[Goal] Work out the number of lines in the records that include the word "saudara"; reply with that number alone.

★ ★ ★

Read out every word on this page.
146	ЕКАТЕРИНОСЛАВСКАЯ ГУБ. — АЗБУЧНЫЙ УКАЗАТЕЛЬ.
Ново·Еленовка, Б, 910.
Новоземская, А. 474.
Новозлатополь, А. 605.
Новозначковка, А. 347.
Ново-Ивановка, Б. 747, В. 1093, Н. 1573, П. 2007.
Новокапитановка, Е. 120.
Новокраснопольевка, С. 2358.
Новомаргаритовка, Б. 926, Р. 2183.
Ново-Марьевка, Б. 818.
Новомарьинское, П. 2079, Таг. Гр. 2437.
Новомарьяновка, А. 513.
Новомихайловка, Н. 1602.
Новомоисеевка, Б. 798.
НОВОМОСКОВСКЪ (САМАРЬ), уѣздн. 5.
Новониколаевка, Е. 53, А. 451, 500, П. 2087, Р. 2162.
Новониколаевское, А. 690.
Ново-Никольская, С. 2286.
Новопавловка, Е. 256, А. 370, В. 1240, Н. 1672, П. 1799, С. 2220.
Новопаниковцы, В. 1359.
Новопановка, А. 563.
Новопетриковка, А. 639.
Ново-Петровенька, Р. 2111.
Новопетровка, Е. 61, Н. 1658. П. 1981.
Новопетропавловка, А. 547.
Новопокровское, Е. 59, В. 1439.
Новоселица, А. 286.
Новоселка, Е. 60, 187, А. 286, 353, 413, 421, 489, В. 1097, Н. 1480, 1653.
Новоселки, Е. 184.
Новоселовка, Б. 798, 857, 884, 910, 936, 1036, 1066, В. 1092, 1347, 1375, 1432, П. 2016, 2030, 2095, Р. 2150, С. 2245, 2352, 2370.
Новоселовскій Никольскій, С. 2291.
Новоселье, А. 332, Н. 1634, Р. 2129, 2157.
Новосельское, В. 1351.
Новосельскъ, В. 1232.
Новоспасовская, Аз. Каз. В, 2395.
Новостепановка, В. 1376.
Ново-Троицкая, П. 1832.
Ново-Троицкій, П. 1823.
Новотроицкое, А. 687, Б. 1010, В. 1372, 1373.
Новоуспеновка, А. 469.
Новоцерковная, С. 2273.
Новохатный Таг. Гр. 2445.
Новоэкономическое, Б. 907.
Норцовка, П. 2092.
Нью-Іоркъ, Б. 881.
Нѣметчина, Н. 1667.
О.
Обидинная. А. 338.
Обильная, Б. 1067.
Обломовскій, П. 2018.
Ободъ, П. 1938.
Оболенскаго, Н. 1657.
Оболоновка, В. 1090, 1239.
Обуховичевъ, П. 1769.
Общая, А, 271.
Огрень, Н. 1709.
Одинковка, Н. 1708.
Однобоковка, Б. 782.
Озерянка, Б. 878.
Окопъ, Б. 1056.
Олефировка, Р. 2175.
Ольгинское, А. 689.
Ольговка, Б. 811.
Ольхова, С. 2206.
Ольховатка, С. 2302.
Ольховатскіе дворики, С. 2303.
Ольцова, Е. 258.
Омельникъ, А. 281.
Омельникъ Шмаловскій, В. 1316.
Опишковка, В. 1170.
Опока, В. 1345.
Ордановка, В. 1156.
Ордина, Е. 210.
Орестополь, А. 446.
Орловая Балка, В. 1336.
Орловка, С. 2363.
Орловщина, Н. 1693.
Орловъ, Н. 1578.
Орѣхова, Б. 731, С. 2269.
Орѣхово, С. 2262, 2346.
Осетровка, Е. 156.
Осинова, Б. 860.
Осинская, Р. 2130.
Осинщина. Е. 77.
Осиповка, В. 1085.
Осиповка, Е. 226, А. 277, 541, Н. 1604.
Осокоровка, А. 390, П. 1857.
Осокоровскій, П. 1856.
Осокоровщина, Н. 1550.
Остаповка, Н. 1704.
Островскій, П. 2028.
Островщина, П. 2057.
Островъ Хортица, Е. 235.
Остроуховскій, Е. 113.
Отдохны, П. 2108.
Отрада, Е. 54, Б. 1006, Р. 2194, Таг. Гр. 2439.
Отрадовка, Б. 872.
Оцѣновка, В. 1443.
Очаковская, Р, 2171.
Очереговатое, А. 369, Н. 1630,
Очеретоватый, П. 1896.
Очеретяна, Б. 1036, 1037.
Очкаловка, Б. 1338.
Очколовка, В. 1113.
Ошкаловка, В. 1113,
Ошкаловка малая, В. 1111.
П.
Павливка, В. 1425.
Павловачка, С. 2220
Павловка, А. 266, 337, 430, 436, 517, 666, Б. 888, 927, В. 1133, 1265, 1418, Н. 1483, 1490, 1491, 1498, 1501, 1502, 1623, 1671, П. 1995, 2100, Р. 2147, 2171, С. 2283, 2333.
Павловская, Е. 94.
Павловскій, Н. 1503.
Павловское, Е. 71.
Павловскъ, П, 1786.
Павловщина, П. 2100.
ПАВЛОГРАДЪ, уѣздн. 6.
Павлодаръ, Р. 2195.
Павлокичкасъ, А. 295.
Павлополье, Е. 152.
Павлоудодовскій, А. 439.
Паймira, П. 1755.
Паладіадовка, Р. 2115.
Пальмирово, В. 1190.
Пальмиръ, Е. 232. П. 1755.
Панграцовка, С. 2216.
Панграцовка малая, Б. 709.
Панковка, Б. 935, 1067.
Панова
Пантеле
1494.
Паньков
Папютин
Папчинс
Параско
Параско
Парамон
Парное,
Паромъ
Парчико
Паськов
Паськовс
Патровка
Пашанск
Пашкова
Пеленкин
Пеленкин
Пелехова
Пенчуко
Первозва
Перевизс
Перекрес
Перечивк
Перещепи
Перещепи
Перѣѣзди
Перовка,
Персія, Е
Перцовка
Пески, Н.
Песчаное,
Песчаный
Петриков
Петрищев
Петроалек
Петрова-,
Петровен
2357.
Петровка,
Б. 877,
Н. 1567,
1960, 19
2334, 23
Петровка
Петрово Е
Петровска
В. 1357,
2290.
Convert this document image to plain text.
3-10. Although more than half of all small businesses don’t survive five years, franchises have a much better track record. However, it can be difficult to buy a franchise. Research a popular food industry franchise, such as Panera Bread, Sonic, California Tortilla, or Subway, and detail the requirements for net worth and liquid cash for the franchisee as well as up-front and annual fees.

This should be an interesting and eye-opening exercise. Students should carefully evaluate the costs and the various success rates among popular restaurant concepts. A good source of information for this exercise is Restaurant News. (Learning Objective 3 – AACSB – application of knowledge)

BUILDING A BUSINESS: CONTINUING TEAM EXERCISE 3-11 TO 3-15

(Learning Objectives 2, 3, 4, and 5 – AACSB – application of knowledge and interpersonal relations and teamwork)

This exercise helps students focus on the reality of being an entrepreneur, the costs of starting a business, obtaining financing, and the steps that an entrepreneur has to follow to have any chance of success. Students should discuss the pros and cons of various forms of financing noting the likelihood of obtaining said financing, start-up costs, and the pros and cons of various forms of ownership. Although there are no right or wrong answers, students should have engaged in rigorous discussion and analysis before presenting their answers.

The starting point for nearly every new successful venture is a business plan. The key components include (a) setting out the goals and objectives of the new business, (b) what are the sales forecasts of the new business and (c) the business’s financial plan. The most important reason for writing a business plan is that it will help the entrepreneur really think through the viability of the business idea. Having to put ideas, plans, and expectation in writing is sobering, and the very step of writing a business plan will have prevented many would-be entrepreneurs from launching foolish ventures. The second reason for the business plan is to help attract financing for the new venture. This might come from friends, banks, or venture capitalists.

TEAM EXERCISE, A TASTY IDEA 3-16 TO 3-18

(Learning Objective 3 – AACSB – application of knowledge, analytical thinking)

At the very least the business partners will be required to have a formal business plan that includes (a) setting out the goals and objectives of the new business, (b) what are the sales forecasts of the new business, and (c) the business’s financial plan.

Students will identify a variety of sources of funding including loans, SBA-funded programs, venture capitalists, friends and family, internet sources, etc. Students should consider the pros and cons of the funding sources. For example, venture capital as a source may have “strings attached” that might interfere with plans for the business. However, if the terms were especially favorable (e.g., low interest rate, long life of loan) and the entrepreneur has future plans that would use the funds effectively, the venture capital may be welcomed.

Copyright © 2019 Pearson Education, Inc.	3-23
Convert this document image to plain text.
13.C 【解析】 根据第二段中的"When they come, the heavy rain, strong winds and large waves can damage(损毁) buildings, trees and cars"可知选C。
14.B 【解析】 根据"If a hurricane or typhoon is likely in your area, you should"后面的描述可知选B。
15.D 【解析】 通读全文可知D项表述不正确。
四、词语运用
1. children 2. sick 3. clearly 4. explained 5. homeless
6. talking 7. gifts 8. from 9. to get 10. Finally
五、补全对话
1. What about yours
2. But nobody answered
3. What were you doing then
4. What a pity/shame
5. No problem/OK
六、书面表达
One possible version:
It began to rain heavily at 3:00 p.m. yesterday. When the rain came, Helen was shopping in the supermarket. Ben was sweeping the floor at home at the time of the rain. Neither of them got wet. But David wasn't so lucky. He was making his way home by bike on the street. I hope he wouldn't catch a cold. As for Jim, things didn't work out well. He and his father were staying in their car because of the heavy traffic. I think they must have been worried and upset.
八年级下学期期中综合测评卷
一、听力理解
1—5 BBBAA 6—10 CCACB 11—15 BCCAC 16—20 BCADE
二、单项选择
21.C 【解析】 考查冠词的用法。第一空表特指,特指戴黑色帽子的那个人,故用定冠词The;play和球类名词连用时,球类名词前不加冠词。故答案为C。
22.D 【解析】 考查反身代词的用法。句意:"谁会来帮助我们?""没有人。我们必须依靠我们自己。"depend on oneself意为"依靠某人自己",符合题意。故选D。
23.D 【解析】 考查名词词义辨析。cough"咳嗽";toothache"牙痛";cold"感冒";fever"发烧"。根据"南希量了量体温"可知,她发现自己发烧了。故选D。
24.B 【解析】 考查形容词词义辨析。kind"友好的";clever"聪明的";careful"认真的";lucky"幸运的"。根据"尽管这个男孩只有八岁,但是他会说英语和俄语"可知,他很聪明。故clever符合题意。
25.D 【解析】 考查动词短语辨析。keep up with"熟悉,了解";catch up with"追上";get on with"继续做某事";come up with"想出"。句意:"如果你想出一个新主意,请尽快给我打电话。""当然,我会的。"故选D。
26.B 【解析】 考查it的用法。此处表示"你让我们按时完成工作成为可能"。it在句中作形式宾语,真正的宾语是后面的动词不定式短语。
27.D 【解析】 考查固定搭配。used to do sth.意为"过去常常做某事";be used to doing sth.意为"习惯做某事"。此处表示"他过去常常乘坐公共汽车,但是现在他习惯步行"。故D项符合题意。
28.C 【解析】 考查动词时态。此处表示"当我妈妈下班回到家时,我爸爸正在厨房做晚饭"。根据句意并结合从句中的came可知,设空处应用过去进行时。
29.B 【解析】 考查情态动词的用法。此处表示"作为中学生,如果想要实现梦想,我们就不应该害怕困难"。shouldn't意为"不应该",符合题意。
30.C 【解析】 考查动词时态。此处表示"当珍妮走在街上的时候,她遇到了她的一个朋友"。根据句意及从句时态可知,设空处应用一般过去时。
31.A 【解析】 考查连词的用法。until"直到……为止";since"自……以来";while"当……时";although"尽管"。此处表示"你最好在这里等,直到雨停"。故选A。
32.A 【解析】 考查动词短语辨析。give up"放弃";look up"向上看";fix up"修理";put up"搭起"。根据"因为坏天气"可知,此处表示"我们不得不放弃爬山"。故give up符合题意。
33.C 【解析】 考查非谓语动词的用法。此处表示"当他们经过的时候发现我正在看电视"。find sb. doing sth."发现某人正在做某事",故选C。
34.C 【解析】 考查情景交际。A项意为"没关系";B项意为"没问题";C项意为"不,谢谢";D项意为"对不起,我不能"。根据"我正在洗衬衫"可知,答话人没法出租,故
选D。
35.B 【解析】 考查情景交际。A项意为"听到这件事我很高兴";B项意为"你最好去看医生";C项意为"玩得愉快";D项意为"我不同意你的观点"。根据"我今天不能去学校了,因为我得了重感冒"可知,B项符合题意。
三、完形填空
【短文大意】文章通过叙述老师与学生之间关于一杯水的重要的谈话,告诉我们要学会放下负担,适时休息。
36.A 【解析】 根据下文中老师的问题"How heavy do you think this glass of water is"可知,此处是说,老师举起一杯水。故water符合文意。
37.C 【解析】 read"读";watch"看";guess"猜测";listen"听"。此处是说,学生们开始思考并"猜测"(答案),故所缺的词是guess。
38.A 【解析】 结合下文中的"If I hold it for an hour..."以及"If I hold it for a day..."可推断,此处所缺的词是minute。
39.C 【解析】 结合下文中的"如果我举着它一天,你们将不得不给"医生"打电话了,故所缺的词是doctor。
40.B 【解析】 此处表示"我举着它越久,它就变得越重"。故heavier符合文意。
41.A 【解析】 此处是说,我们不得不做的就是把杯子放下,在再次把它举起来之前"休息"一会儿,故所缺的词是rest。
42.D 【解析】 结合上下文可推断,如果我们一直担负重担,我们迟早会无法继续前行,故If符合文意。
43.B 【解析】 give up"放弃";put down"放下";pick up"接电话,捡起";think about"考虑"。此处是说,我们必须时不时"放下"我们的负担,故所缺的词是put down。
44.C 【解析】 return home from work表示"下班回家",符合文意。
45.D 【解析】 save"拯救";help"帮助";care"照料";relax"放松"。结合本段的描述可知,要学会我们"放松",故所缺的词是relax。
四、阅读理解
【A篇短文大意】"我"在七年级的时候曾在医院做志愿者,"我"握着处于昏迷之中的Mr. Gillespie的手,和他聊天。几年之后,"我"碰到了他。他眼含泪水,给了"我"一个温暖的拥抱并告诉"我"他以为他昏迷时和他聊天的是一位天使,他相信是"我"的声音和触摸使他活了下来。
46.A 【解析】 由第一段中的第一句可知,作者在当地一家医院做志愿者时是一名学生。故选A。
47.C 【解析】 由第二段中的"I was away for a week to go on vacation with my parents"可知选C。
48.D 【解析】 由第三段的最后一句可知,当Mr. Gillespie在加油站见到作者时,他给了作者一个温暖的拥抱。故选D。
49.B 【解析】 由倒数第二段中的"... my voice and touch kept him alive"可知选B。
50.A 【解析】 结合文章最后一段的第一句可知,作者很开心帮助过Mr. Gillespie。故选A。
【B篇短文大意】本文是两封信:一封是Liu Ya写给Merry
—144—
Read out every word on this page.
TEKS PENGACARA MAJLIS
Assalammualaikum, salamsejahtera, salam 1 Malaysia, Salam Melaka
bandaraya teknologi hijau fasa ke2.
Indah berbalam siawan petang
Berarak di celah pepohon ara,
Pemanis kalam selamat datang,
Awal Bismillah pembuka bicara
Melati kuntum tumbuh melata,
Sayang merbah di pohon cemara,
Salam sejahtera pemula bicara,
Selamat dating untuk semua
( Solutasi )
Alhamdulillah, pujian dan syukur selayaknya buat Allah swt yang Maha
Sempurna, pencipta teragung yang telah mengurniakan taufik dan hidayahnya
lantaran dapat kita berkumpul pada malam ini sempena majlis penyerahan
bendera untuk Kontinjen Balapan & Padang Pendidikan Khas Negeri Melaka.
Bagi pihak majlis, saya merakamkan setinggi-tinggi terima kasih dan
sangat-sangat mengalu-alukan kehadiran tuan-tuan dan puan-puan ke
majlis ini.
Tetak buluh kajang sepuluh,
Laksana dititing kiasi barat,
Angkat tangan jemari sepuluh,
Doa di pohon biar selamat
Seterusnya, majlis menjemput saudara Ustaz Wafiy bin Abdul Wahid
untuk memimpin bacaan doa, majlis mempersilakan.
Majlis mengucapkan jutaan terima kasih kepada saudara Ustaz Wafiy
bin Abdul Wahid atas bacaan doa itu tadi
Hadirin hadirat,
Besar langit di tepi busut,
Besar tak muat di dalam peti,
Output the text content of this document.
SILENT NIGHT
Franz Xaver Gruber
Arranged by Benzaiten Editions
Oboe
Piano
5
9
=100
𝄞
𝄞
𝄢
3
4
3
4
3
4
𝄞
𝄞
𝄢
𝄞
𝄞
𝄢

★ ★ ★

[Complete answer] 2